THE EXERCISE ▸ Below are some records. Pull every line that contains the word "шланге".

##### RECORDS FOR PROCESSING #####

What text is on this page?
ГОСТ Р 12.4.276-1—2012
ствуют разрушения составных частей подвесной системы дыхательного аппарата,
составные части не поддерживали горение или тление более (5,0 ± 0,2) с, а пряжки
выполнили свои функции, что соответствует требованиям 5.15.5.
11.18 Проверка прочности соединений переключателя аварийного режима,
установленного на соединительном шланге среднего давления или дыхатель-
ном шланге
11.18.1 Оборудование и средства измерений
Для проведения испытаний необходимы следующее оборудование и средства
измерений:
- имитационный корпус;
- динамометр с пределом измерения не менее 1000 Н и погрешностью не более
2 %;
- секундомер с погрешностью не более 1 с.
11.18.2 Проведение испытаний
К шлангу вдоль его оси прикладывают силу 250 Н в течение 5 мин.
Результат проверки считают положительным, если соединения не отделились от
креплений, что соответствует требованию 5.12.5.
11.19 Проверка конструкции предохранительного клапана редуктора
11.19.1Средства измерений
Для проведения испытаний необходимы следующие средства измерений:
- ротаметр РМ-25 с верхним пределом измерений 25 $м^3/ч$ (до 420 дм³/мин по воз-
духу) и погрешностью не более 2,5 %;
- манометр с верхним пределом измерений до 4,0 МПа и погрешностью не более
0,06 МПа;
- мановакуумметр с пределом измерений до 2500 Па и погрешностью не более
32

#####

COMPLETE ANSWER ▸
установленного на соединительном шланге среднего давления или дыхатель-
ном шланге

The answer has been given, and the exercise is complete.